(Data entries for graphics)
________________________
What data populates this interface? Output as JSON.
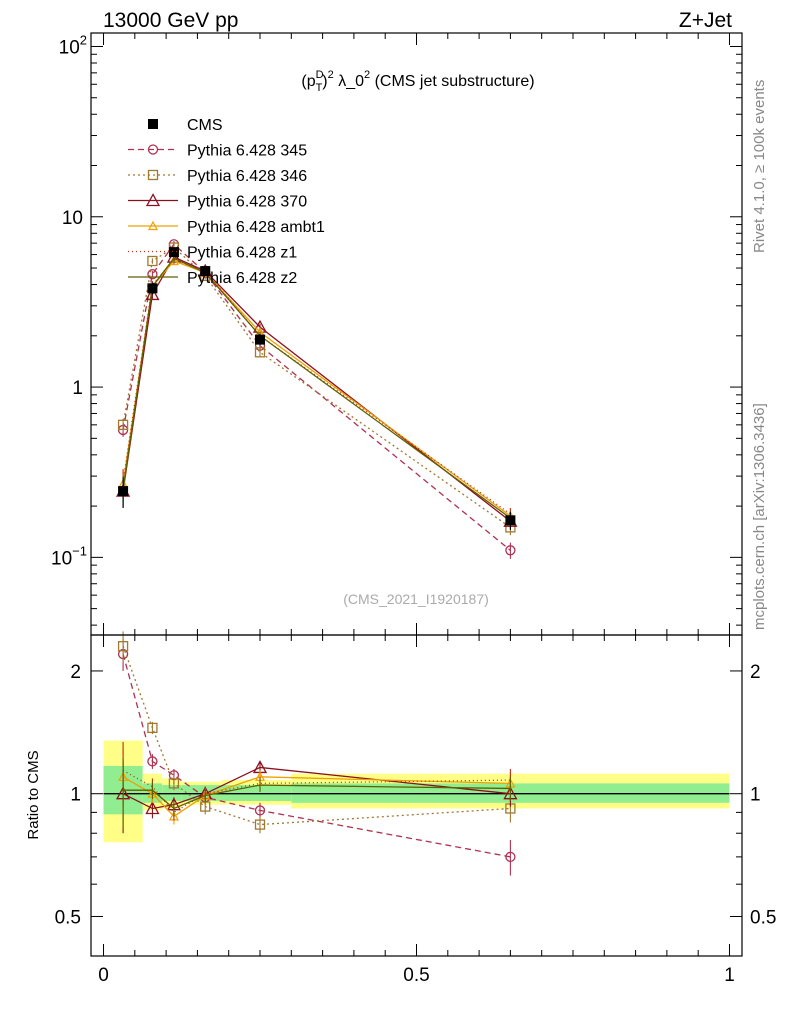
{
  "header": {
    "left": "13000 GeV pp",
    "right": "Z+Jet"
  },
  "side_labels": {
    "rivet": "Rivet 4.1.0, ≥ 100k events",
    "mcplots": "mcplots.cern.ch [arXiv:1306.3436]"
  },
  "colors": {
    "cms": "#000000",
    "p345": "#b03050",
    "p346": "#a07830",
    "p370": "#8b1020",
    "ambt1": "#f0a000",
    "z1": "#c03010",
    "z2": "#606000",
    "band_inner": "#90ee90",
    "band_outer": "#ffff88"
  },
  "chart_data": [
    {
      "type": "line",
      "panel": "main",
      "title": "(p_T^D)^2 λ_0^2 (CMS jet substructure)",
      "title_parts": {
        "p": "(p",
        "sup_d": "D",
        "sub_t": "T",
        "close": ")",
        "sup_2": "2",
        "lambda": " λ_0",
        "sup_2b": "2",
        "rest": " (CMS jet substructure)"
      },
      "watermark": "(CMS_2021_I1920187)",
      "yscale": "log",
      "ylim": [
        0.035,
        120
      ],
      "xlim": [
        -0.02,
        1.02
      ],
      "y_ticks": [
        {
          "value": 0.1,
          "base": "10",
          "exp": "−1"
        },
        {
          "value": 1,
          "base": "1",
          "exp": ""
        },
        {
          "value": 10,
          "base": "10",
          "exp": ""
        },
        {
          "value": 100,
          "base": "10",
          "exp": "2"
        }
      ],
      "x": [
        0.03125,
        0.078125,
        0.1125,
        0.1625,
        0.25,
        0.65
      ],
      "legend_position": "top-left",
      "series": [
        {
          "name": "CMS",
          "marker": "square-filled",
          "dash": "none",
          "values": [
            0.245,
            3.8,
            6.2,
            4.8,
            1.9,
            0.165
          ],
          "errors": [
            0.05,
            0.3,
            0.3,
            0.25,
            0.15,
            0.02
          ]
        },
        {
          "name": "Pythia 6.428 345",
          "marker": "circle",
          "dash": "6,4",
          "values": [
            0.56,
            4.6,
            6.9,
            4.7,
            1.75,
            0.11
          ],
          "errors": [
            0.05,
            0.2,
            0.3,
            0.2,
            0.1,
            0.012
          ]
        },
        {
          "name": "Pythia 6.428 346",
          "marker": "square",
          "dash": "2,3",
          "values": [
            0.6,
            5.5,
            6.6,
            4.5,
            1.6,
            0.15
          ],
          "errors": [
            0.05,
            0.2,
            0.3,
            0.2,
            0.1,
            0.015
          ]
        },
        {
          "name": "Pythia 6.428 370",
          "marker": "triangle",
          "dash": "none",
          "values": [
            0.245,
            3.5,
            5.8,
            4.8,
            2.25,
            0.163
          ],
          "errors": [
            0.05,
            0.2,
            0.3,
            0.2,
            0.1,
            0.015
          ]
        },
        {
          "name": "Pythia 6.428 ambt1",
          "marker": "triangle-small",
          "dash": "none",
          "values": [
            0.27,
            3.9,
            5.5,
            4.7,
            2.1,
            0.175
          ],
          "errors": [
            0.05,
            0.2,
            0.3,
            0.2,
            0.1,
            0.015
          ]
        },
        {
          "name": "Pythia 6.428 z1",
          "marker": "none",
          "dash": "1,3",
          "values": [
            0.28,
            4.0,
            5.6,
            4.8,
            2.0,
            0.18
          ],
          "errors": [
            0.05,
            0.2,
            0.3,
            0.2,
            0.1,
            0.015
          ]
        },
        {
          "name": "Pythia 6.428 z2",
          "marker": "none",
          "dash": "none",
          "values": [
            0.25,
            3.9,
            5.7,
            4.7,
            2.0,
            0.17
          ],
          "errors": [
            0.05,
            0.2,
            0.3,
            0.2,
            0.1,
            0.015
          ]
        }
      ]
    },
    {
      "type": "line",
      "panel": "ratio",
      "ylabel": "Ratio to CMS",
      "yscale": "log",
      "ylim": [
        0.4,
        2.45
      ],
      "xlim": [
        -0.02,
        1.02
      ],
      "y_ticks": [
        {
          "value": 0.5,
          "label": "0.5"
        },
        {
          "value": 1,
          "label": "1"
        },
        {
          "value": 2,
          "label": "2"
        }
      ],
      "x_ticks": [
        {
          "value": 0,
          "label": "0"
        },
        {
          "value": 0.5,
          "label": "0.5"
        },
        {
          "value": 1,
          "label": "1"
        }
      ],
      "x": [
        0.03125,
        0.078125,
        0.1125,
        0.1625,
        0.25,
        0.65
      ],
      "bands": [
        {
          "x0": 0.0,
          "x1": 0.0625,
          "inner": [
            0.89,
            1.17
          ],
          "outer": [
            0.76,
            1.35
          ]
        },
        {
          "x0": 0.0625,
          "x1": 0.09375,
          "inner": [
            0.95,
            1.06
          ],
          "outer": [
            0.91,
            1.12
          ]
        },
        {
          "x0": 0.09375,
          "x1": 0.125,
          "inner": [
            0.96,
            1.05
          ],
          "outer": [
            0.92,
            1.09
          ]
        },
        {
          "x0": 0.125,
          "x1": 0.1875,
          "inner": [
            0.96,
            1.05
          ],
          "outer": [
            0.94,
            1.07
          ]
        },
        {
          "x0": 0.1875,
          "x1": 0.3,
          "inner": [
            0.96,
            1.05
          ],
          "outer": [
            0.94,
            1.08
          ]
        },
        {
          "x0": 0.3,
          "x1": 1.0,
          "inner": [
            0.95,
            1.06
          ],
          "outer": [
            0.92,
            1.12
          ]
        }
      ],
      "series": [
        {
          "name": "Pythia 6.428 345",
          "values": [
            2.2,
            1.2,
            1.11,
            0.98,
            0.91,
            0.7
          ],
          "errors": [
            0.2,
            0.05,
            0.04,
            0.04,
            0.04,
            0.07
          ]
        },
        {
          "name": "Pythia 6.428 346",
          "values": [
            2.3,
            1.45,
            1.06,
            0.93,
            0.84,
            0.92
          ],
          "errors": [
            0.2,
            0.05,
            0.04,
            0.04,
            0.04,
            0.07
          ]
        },
        {
          "name": "Pythia 6.428 370",
          "values": [
            1.0,
            0.92,
            0.94,
            1.0,
            1.16,
            1.0
          ],
          "errors": [
            0.2,
            0.05,
            0.04,
            0.04,
            0.04,
            0.07
          ]
        },
        {
          "name": "Pythia 6.428 ambt1",
          "values": [
            1.1,
            1.0,
            0.88,
            0.99,
            1.1,
            1.06
          ],
          "errors": [
            0.2,
            0.05,
            0.04,
            0.04,
            0.04,
            0.07
          ]
        },
        {
          "name": "Pythia 6.428 z1",
          "values": [
            1.14,
            1.04,
            0.9,
            1.0,
            1.06,
            1.08
          ],
          "errors": [
            0.2,
            0.05,
            0.04,
            0.04,
            0.04,
            0.07
          ]
        },
        {
          "name": "Pythia 6.428 z2",
          "values": [
            1.02,
            1.02,
            0.92,
            0.99,
            1.05,
            1.03
          ],
          "errors": [
            0.2,
            0.05,
            0.04,
            0.04,
            0.04,
            0.07
          ]
        }
      ]
    }
  ]
}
________________________
● Goal: Transcribe the full listing character for character. Pictures are excluded.

● Problem solution:
What data populates this interface? Output as JSON.
{
  "header": {
    "left": "13000 GeV pp",
    "right": "Z+Jet"
  },
  "side_labels": {
    "rivet": "Rivet 4.1.0, ≥ 100k events",
    "mcplots": "mcplots.cern.ch [arXiv:1306.3436]"
  },
  "colors": {
    "cms": "#000000",
    "p345": "#b03050",
    "p346": "#a07830",
    "p370": "#8b1020",
    "ambt1": "#f0a000",
    "z1": "#c03010",
    "z2": "#606000",
    "band_inner": "#90ee90",
    "band_outer": "#ffff88"
  },
  "chart_data": [
    {
      "type": "line",
      "panel": "main",
      "title": "(p_T^D)^2 λ_0^2 (CMS jet substructure)",
      "title_parts": {
        "p": "(p",
        "sup_d": "D",
        "sub_t": "T",
        "close": ")",
        "sup_2": "2",
        "lambda": " λ_0",
        "sup_2b": "2",
        "rest": " (CMS jet substructure)"
      },
      "watermark": "(CMS_2021_I1920187)",
      "yscale": "log",
      "ylim": [
        0.035,
        120
      ],
      "xlim": [
        -0.02,
        1.02
      ],
      "y_ticks": [
        {
          "value": 0.1,
          "base": "10",
          "exp": "−1"
        },
        {
          "value": 1,
          "base": "1",
          "exp": ""
        },
        {
          "value": 10,
          "base": "10",
          "exp": ""
        },
        {
          "value": 100,
          "base": "10",
          "exp": "2"
        }
      ],
      "x": [
        0.03125,
        0.078125,
        0.1125,
        0.1625,
        0.25,
        0.65
      ],
      "legend_position": "top-left",
      "series": [
        {
          "name": "CMS",
          "marker": "square-filled",
          "dash": "none",
          "values": [
            0.245,
            3.8,
            6.2,
            4.8,
            1.9,
            0.165
          ],
          "errors": [
            0.05,
            0.3,
            0.3,
            0.25,
            0.15,
            0.02
          ]
        },
        {
          "name": "Pythia 6.428 345",
          "marker": "circle",
          "dash": "6,4",
          "values": [
            0.56,
            4.6,
            6.9,
            4.7,
            1.75,
            0.11
          ],
          "errors": [
            0.05,
            0.2,
            0.3,
            0.2,
            0.1,
            0.012
          ]
        },
        {
          "name": "Pythia 6.428 346",
          "marker": "square",
          "dash": "2,3",
          "values": [
            0.6,
            5.5,
            6.6,
            4.5,
            1.6,
            0.15
          ],
          "errors": [
            0.05,
            0.2,
            0.3,
            0.2,
            0.1,
            0.015
          ]
        },
        {
          "name": "Pythia 6.428 370",
          "marker": "triangle",
          "dash": "none",
          "values": [
            0.245,
            3.5,
            5.8,
            4.8,
            2.25,
            0.163
          ],
          "errors": [
            0.05,
            0.2,
            0.3,
            0.2,
            0.1,
            0.015
          ]
        },
        {
          "name": "Pythia 6.428 ambt1",
          "marker": "triangle-small",
          "dash": "none",
          "values": [
            0.27,
            3.9,
            5.5,
            4.7,
            2.1,
            0.175
          ],
          "errors": [
            0.05,
            0.2,
            0.3,
            0.2,
            0.1,
            0.015
          ]
        },
        {
          "name": "Pythia 6.428 z1",
          "marker": "none",
          "dash": "1,3",
          "values": [
            0.28,
            4.0,
            5.6,
            4.8,
            2.0,
            0.18
          ],
          "errors": [
            0.05,
            0.2,
            0.3,
            0.2,
            0.1,
            0.015
          ]
        },
        {
          "name": "Pythia 6.428 z2",
          "marker": "none",
          "dash": "none",
          "values": [
            0.25,
            3.9,
            5.7,
            4.7,
            2.0,
            0.17
          ],
          "errors": [
            0.05,
            0.2,
            0.3,
            0.2,
            0.1,
            0.015
          ]
        }
      ]
    },
    {
      "type": "line",
      "panel": "ratio",
      "ylabel": "Ratio to CMS",
      "yscale": "log",
      "ylim": [
        0.4,
        2.45
      ],
      "xlim": [
        -0.02,
        1.02
      ],
      "y_ticks": [
        {
          "value": 0.5,
          "label": "0.5"
        },
        {
          "value": 1,
          "label": "1"
        },
        {
          "value": 2,
          "label": "2"
        }
      ],
      "x_ticks": [
        {
          "value": 0,
          "label": "0"
        },
        {
          "value": 0.5,
          "label": "0.5"
        },
        {
          "value": 1,
          "label": "1"
        }
      ],
      "x": [
        0.03125,
        0.078125,
        0.1125,
        0.1625,
        0.25,
        0.65
      ],
      "bands": [
        {
          "x0": 0.0,
          "x1": 0.0625,
          "inner": [
            0.89,
            1.17
          ],
          "outer": [
            0.76,
            1.35
          ]
        },
        {
          "x0": 0.0625,
          "x1": 0.09375,
          "inner": [
            0.95,
            1.06
          ],
          "outer": [
            0.91,
            1.12
          ]
        },
        {
          "x0": 0.09375,
          "x1": 0.125,
          "inner": [
            0.96,
            1.05
          ],
          "outer": [
            0.92,
            1.09
          ]
        },
        {
          "x0": 0.125,
          "x1": 0.1875,
          "inner": [
            0.96,
            1.05
          ],
          "outer": [
            0.94,
            1.07
          ]
        },
        {
          "x0": 0.1875,
          "x1": 0.3,
          "inner": [
            0.96,
            1.05
          ],
          "outer": [
            0.94,
            1.08
          ]
        },
        {
          "x0": 0.3,
          "x1": 1.0,
          "inner": [
            0.95,
            1.06
          ],
          "outer": [
            0.92,
            1.12
          ]
        }
      ],
      "series": [
        {
          "name": "Pythia 6.428 345",
          "values": [
            2.2,
            1.2,
            1.11,
            0.98,
            0.91,
            0.7
          ],
          "errors": [
            0.2,
            0.05,
            0.04,
            0.04,
            0.04,
            0.07
          ]
        },
        {
          "name": "Pythia 6.428 346",
          "values": [
            2.3,
            1.45,
            1.06,
            0.93,
            0.84,
            0.92
          ],
          "errors": [
            0.2,
            0.05,
            0.04,
            0.04,
            0.04,
            0.07
          ]
        },
        {
          "name": "Pythia 6.428 370",
          "values": [
            1.0,
            0.92,
            0.94,
            1.0,
            1.16,
            1.0
          ],
          "errors": [
            0.2,
            0.05,
            0.04,
            0.04,
            0.04,
            0.07
          ]
        },
        {
          "name": "Pythia 6.428 ambt1",
          "values": [
            1.1,
            1.0,
            0.88,
            0.99,
            1.1,
            1.06
          ],
          "errors": [
            0.2,
            0.05,
            0.04,
            0.04,
            0.04,
            0.07
          ]
        },
        {
          "name": "Pythia 6.428 z1",
          "values": [
            1.14,
            1.04,
            0.9,
            1.0,
            1.06,
            1.08
          ],
          "errors": [
            0.2,
            0.05,
            0.04,
            0.04,
            0.04,
            0.07
          ]
        },
        {
          "name": "Pythia 6.428 z2",
          "values": [
            1.02,
            1.02,
            0.92,
            0.99,
            1.05,
            1.03
          ],
          "errors": [
            0.2,
            0.05,
            0.04,
            0.04,
            0.04,
            0.07
          ]
        }
      ]
    }
  ]
}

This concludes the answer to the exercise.